▸ Task brief
Go through the listing and return every line with "ourlet" in it.

Stored items:
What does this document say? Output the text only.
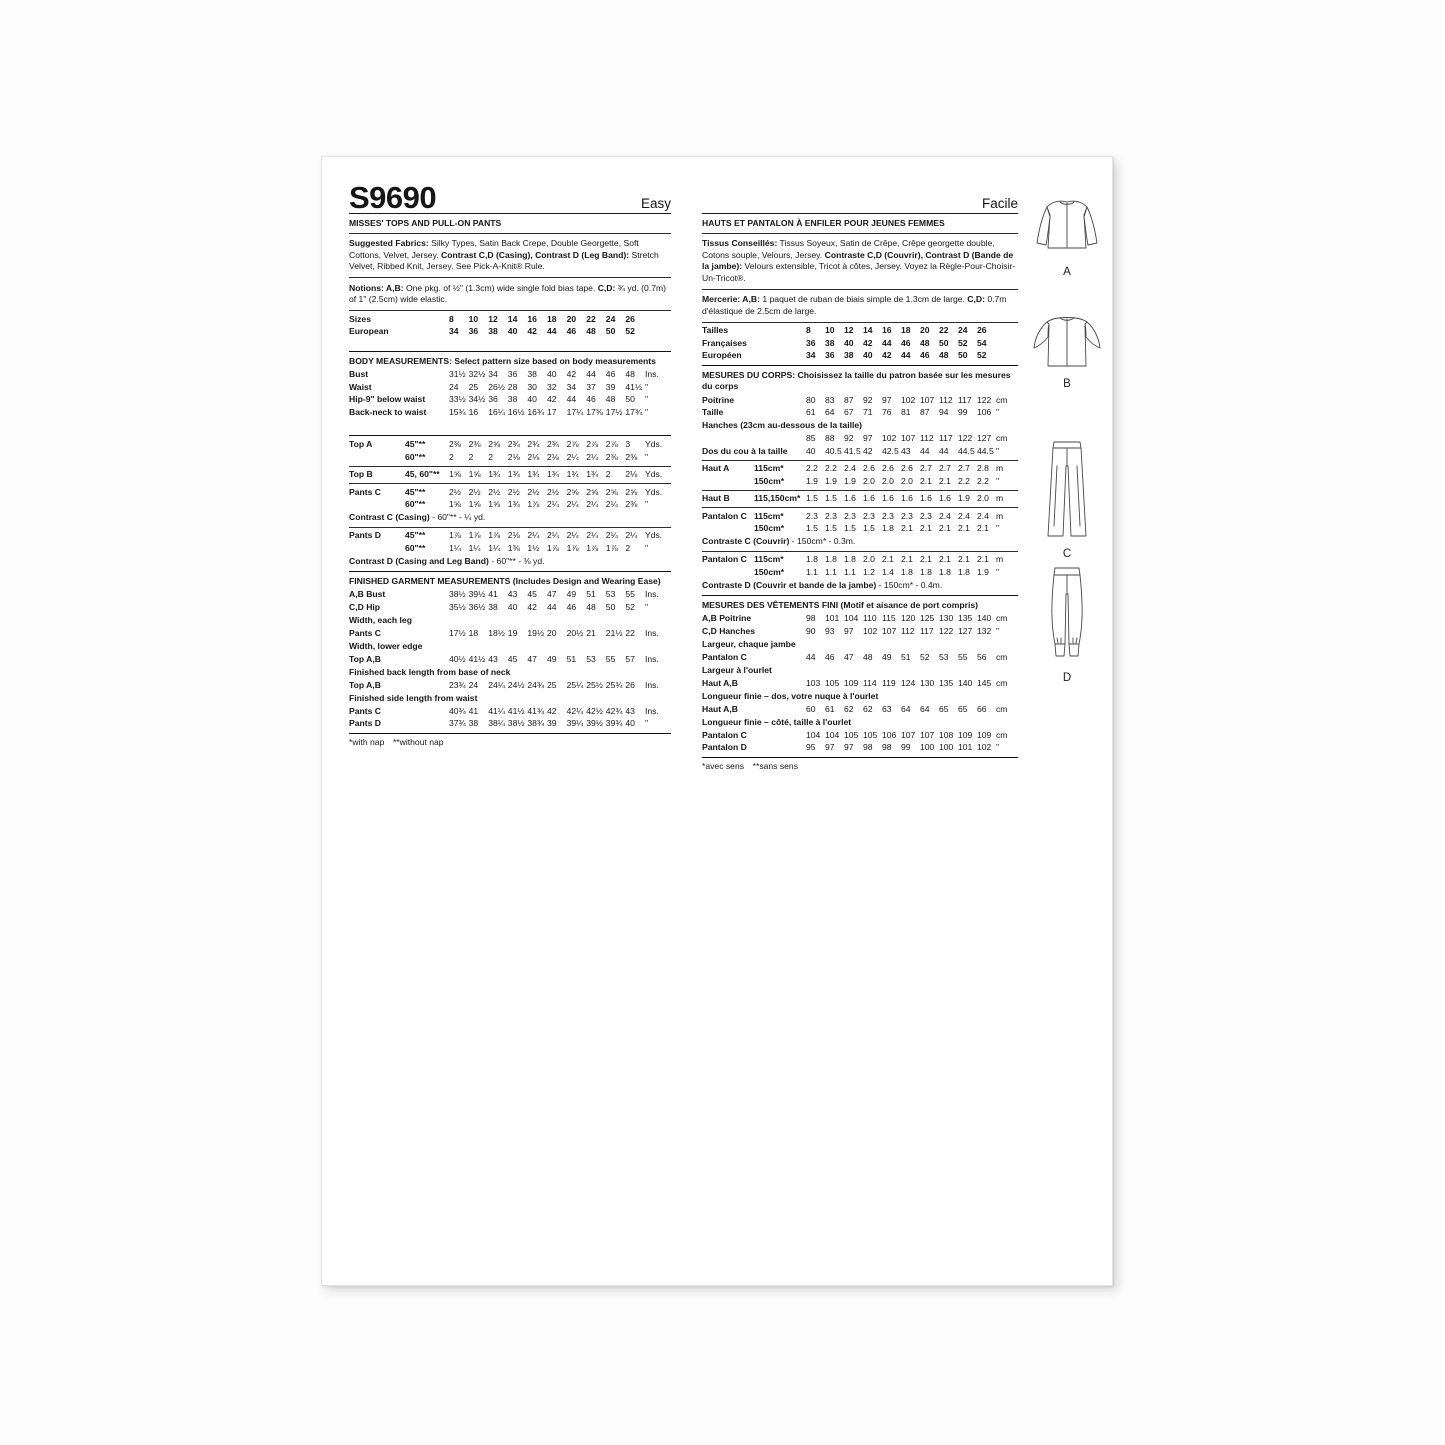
S9690	Easy
MISSES' TOPS AND PULL-ON PANTS
Suggested Fabrics: Silky Types, Satin Back Crepe, Double Georgette, Soft Cottons, Velvet, Jersey. Contrast C,D (Casing), Contrast D (Leg Band): Stretch Velvet, Ribbed Knit, Jersey. See Pick-A-Knit® Rule.
Notions: A,B: One pkg. of ½" (1.3cm) wide single fold bias tape. C,D: ¾ yd. (0.7m) of 1" (2.5cm) wide elastic.
Sizes	8	10	12	14	16	18	20	22	24	26
European	34	36	38	40	42	44	46	48	50	52
BODY MEASUREMENTS: Select pattern size based on body measurements
Bust	31½ 32½ 34	36	38	40	42	44	46	48	Ins.
Waist	24	25	26½ 28	30	32	34	37	39	41½ "
Hip-9" below waist	33½ 34½ 36	38	40	42	44	46	48	50	"
Back-neck to waist	15¾ 16	16¼ 16½ 16¾ 17	17¼ 17⅜ 17½ 17¾ "
Top A	45"**	2⅜ 2⅜ 2⅝ 2¾ 2¾ 2¾ 2⅞ 2⅞ 2⅞ 3	Yds.
60"**	2	2	2	2⅛ 2⅛ 2⅛ 2¼ 2¼ 2⅜ 2⅜ "
Top B	45, 60"**	1⅝ 1⅝ 1¾ 1¾ 1¾ 1¾ 1¾ 1¾ 2	2⅛ Yds.
Pants C	45"**	2½ 2½ 2½ 2½ 2½ 2½ 2⅝ 2⅝ 2⅝ 2⅝ Yds.
60"**	1⅝ 1⅝ 1⅝ 1¾ 1⅞ 2¼ 2¼ 2¼ 2¼ 2⅜ "
Contrast C (Casing) - 60"** - ¼ yd.
Pants D	45"**	1⅞ 1⅞ 1⅞ 2⅛ 2¼ 2¼ 2¼ 2¼ 2¼ 2¼ Yds.
60"**	1¼ 1¼ 1¼ 1⅜ 1½ 1⅞ 1⅞ 1⅞ 1⅞ 2	"
Contrast D (Casing and Leg Band) - 60"** - ⅜ yd.
FINISHED GARMENT MEASUREMENTS (Includes Design and Wearing Ease)
A,B Bust	38½ 39½ 41	43	45	47	49	51	53	55	Ins.
C,D Hip	35½ 36½ 38	40	42	44	46	48	50	52	"
Width, each leg
Pants C	17½ 18	18½ 19	19½ 20	20½ 21	21½ 22	Ins.
Width, lower edge
Top A,B	40½ 41½ 43	45	47	49	51	53	55	57	Ins.
Finished back length from base of neck
Top A,B	23¾ 24	24¼ 24½ 24¾ 25	25¼ 25½ 25¾ 26	Ins.
Finished side length from waist
Pants C	40¾ 41	41¼ 41½ 41¾ 42	42¼ 42½ 42¾ 43	Ins.
Pants D	37¾ 38	38¼ 38½ 38¾ 39	39¼ 39½ 39¾ 40	"
*with nap **without nap
Facile
HAUTS ET PANTALON À ENFILER POUR JEUNES FEMMES
Tissus Conseillés: Tissus Soyeux, Satin de Crêpe, Crêpe georgette double, Cotons souple, Velours, Jersey. Contraste C,D (Couvrir), Contrast D (Bande de la jambe): Velours extensible, Tricot à côtes, Jersey. Voyez la Règle-Pour-Choisir-Un-Tricot®.
Mercerie: A,B: 1 paquet de ruban de biais simple de 1.3cm de large. C,D: 0.7m d'élastique de 2.5cm de large.
Tailles	8	10	12	14	16	18	20	22	24	26
Françaises	36	38	40	42	44	46	48	50	52	54
Européen	34	36	38	40	42	44	46	48	50	52
MESURES DU CORPS: Choisissez la taille du patron basée sur les mesures du corps
Poitrine	80	83	87	92	97	102 107 112 117 122 cm
Taille	61	64	67	71	76	81	87	94	99	106 "
Hanches (23cm au-dessous de la taille)
85	88	92	97	102 107 112 117 122 127 cm
Dos du cou à la taille	40	40.5 41.5 42	42.5 43	44	44	44.5 44.5 "
Haut A	115cm*	2.2 2.2 2.4 2.6 2.6 2.6 2.7 2.7 2.7 2.8 m
150cm*	1.9 1.9 1.9 2.0 2.0 2.0 2.1 2.1 2.2 2.2 "
Haut B	115,150cm* 1.5 1.5 1.6 1.6 1.6 1.6 1.6 1.6 1.9 2.0 m
Pantalon C 115cm*	2.3 2.3 2.3 2.3 2.3 2.3 2.3 2.4 2.4 2.4 m
150cm*	1.5 1.5 1.5 1.5 1.8 2.1 2.1 2.1 2.1 2.1 "
Contraste C (Couvrir) - 150cm* - 0.3m.
Pantalon C 115cm*	1.8 1.8 1.8 2.0 2.1 2.1 2.1 2.1 2.1 2.1 m
150cm*	1.1 1.1 1.1 1.2 1.4 1.8 1.8 1.8 1.8 1.9 "
Contraste D (Couvrir et bande de la jambe) - 150cm* - 0.4m.
MESURES DES VÊTEMENTS FINI (Motif et aisance de port compris)
A,B Poitrine	98	101 104 110 115 120 125 130 135 140 cm
C,D Hanches	90	93	97	102 107 112 117 122 127 132 "
Largeur, chaque jambe
Pantalon C	44	46	47	48	49	51	52	53	55	56	cm
Largeur à l'ourlet
Haut A,B	103 105 109 114 119 124 130 135 140 145 cm
Longueur finie – dos, votre nuque à l'ourlet
Haut A,B	60	61	62	62	63	64	64	65	65	66	cm
Longueur finie – côté, taille à l'ourlet
Pantalon C	104 104 105 105 106 107 107 108 109 109 cm
Pantalon D	95	97	97	98	98	99	100 100 101 102 "
*avec sens **sans sens
A
B
C
D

▸ Result of the exercise
Largeur à l'ourlet
Longueur finie – dos, votre nuque à l'ourlet
Longueur finie – côté, taille à l'ourlet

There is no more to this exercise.